(Items listed in a dataset)
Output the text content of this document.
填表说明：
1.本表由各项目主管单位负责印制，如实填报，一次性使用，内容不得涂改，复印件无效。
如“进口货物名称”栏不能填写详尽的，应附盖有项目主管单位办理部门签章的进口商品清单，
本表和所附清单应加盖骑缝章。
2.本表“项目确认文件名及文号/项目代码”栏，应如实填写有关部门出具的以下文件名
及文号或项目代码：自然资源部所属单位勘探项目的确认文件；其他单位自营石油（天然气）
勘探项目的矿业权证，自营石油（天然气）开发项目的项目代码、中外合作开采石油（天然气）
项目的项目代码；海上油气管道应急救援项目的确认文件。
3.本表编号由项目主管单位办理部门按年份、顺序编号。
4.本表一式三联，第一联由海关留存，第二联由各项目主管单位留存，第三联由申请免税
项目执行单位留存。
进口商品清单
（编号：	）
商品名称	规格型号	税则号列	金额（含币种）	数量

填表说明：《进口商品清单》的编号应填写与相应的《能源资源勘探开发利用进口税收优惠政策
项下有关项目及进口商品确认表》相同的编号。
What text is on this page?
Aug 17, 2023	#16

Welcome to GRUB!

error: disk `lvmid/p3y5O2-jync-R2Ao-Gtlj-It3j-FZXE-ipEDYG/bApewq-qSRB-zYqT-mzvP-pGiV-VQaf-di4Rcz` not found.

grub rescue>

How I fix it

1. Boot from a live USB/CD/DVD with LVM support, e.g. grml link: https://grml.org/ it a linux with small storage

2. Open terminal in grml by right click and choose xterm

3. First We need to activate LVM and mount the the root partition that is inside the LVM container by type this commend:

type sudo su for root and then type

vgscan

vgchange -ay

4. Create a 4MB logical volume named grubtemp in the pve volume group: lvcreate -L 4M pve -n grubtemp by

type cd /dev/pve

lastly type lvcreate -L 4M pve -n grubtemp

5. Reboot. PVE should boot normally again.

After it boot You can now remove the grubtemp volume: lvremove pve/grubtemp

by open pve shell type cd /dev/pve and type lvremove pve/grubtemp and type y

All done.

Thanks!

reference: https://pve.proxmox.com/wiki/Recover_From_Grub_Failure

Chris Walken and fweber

» Given instruction
Find the word "lvcreate" in the entries above and gather every line that holds it.

» Full response
4. Create a 4MB logical volume named grubtemp in the pve volume group: lvcreate -L 4M pve -n grubtemp by
lastly type lvcreate -L 4M pve -n grubtemp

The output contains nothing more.